Problem: In the listing below, identify each line with the word "tunnels" and return those lines.

[Raw records]
## start

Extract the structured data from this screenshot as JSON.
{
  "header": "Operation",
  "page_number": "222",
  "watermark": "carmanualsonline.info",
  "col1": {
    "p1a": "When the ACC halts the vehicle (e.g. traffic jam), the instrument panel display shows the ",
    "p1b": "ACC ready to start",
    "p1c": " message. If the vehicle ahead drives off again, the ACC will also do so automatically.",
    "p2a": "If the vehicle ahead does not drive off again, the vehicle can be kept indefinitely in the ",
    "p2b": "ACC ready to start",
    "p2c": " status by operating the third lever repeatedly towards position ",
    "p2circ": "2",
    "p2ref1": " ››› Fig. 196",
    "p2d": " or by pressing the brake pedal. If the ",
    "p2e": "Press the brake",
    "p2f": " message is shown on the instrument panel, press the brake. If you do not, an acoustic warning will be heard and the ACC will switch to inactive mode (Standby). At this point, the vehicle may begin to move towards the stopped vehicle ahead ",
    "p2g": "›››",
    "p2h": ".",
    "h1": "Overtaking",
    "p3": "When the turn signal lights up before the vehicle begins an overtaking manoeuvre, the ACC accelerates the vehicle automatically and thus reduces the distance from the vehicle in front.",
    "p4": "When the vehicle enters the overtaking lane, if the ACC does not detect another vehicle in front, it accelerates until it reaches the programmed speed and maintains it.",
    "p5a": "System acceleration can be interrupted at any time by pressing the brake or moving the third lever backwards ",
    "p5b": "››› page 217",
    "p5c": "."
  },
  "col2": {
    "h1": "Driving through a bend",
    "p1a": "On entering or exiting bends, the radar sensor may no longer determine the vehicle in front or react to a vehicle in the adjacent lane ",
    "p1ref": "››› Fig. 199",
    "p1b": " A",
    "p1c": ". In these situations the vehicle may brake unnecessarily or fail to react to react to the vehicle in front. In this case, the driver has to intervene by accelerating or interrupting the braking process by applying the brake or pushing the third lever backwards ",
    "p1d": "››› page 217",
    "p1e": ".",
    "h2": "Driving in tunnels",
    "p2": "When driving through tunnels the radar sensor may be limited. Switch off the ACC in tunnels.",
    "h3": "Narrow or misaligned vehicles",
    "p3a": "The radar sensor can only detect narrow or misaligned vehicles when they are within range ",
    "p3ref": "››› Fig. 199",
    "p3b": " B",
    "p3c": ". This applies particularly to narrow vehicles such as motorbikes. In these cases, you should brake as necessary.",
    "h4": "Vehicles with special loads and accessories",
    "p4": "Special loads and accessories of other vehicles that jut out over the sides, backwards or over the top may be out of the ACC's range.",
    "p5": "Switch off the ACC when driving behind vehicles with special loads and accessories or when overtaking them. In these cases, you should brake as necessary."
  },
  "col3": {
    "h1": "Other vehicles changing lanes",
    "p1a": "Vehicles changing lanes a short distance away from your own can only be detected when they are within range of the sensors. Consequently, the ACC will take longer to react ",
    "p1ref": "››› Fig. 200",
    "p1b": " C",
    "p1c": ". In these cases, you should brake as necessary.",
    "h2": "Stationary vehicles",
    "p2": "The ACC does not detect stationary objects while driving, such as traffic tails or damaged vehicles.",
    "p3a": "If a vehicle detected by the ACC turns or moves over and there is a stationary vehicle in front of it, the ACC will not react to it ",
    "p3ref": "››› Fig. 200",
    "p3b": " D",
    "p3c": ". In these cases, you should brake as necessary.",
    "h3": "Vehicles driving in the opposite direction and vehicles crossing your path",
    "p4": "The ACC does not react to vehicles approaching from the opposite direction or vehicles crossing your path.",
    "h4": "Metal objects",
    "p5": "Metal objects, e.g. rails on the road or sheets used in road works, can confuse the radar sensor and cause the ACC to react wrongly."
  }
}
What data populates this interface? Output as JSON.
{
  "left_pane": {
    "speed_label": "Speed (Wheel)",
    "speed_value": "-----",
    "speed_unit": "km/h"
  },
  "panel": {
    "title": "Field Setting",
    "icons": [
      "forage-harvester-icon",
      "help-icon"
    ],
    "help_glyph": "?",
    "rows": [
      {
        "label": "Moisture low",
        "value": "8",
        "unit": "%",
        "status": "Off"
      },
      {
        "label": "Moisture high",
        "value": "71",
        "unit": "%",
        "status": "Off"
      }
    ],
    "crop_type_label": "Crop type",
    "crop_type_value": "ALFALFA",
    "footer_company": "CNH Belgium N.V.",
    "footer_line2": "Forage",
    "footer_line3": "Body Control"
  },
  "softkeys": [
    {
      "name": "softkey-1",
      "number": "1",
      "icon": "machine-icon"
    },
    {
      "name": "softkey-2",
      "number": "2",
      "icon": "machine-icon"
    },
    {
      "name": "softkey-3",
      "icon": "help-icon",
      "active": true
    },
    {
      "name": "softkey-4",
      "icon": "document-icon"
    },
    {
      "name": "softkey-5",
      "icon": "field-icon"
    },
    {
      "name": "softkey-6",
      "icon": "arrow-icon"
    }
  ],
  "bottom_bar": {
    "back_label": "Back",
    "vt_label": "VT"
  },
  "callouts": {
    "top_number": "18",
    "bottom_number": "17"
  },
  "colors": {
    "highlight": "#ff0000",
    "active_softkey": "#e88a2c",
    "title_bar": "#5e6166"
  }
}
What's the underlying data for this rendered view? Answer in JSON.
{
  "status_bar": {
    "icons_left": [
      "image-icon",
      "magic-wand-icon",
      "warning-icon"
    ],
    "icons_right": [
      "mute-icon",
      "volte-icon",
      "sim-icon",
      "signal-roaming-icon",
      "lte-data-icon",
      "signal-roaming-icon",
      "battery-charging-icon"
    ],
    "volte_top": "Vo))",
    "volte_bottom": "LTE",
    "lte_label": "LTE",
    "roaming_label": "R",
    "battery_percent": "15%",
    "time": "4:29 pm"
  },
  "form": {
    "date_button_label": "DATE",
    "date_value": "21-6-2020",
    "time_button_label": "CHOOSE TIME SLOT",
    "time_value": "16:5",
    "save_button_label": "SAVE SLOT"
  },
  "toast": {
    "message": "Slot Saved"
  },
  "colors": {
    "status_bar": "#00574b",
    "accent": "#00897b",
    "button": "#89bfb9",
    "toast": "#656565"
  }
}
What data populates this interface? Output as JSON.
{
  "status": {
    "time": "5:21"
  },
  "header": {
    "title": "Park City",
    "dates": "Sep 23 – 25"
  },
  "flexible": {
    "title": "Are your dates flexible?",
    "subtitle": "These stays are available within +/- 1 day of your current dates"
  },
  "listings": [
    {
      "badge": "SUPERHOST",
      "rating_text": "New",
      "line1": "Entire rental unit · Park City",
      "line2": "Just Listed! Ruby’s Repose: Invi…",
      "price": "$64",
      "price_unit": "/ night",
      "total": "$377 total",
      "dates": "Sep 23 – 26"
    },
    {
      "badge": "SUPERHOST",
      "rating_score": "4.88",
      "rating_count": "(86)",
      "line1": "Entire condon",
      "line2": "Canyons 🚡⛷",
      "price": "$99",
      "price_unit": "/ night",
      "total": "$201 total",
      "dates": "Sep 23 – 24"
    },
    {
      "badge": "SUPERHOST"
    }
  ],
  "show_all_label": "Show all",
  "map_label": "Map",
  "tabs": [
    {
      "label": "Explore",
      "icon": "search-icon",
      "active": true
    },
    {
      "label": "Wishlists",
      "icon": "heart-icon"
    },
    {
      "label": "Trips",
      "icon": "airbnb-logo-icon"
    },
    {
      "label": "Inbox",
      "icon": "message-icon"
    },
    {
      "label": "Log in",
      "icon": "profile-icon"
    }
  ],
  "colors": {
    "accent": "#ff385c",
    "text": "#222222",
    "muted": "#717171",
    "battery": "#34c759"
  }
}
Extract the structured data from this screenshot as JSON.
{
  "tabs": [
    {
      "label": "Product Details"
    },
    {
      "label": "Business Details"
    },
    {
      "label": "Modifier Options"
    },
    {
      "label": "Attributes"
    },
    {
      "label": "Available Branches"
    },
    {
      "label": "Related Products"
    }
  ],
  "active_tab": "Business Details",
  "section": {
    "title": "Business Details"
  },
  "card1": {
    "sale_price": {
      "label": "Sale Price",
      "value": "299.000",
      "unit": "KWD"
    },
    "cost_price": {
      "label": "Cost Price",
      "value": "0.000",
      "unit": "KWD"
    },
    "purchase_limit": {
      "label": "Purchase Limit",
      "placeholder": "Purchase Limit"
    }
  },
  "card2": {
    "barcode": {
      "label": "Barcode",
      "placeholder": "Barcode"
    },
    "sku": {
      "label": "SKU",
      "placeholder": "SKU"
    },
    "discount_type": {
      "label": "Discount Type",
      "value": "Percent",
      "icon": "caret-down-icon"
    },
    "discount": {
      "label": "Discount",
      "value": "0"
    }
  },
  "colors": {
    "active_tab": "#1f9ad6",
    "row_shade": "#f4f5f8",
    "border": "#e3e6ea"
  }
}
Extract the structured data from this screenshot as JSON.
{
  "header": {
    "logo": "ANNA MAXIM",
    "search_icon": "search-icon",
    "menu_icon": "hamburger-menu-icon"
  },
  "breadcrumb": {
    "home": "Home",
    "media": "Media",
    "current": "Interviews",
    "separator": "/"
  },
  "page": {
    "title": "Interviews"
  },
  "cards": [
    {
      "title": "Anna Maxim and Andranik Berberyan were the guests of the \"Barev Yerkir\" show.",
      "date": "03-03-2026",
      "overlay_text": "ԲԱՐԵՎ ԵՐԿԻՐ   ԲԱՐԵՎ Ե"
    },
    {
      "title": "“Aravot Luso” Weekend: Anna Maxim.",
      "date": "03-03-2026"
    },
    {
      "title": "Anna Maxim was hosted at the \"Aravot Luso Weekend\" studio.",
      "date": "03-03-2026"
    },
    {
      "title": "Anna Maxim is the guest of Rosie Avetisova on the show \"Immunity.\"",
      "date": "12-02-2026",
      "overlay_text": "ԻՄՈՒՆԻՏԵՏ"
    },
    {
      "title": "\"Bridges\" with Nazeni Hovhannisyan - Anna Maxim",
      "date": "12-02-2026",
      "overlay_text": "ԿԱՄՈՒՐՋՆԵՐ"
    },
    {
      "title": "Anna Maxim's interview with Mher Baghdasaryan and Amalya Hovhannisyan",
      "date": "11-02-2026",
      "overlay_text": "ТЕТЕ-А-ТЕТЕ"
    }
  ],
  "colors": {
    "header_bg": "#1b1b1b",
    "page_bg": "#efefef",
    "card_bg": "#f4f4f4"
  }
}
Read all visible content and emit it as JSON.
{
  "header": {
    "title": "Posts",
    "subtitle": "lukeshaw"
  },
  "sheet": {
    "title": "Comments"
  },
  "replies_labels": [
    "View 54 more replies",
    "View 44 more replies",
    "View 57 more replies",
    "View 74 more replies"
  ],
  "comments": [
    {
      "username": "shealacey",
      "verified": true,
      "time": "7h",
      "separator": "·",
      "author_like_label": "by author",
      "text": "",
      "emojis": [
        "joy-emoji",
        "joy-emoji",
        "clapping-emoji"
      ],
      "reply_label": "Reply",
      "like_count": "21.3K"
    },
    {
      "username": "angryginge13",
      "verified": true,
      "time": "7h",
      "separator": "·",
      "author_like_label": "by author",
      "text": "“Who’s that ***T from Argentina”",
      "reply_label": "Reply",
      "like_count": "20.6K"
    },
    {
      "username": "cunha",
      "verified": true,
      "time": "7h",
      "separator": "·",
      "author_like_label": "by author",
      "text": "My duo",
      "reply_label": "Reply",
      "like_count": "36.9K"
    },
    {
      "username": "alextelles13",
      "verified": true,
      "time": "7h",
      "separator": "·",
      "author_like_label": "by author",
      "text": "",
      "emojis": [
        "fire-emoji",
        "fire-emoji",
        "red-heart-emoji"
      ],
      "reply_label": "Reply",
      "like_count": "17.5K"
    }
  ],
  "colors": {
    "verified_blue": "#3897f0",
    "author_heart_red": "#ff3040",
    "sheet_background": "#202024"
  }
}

## end

Full output:
    "h2": "Driving in tunnels",
    "p2": "When driving through tunnels the radar sensor may be limited. Switch off the ACC in tunnels.",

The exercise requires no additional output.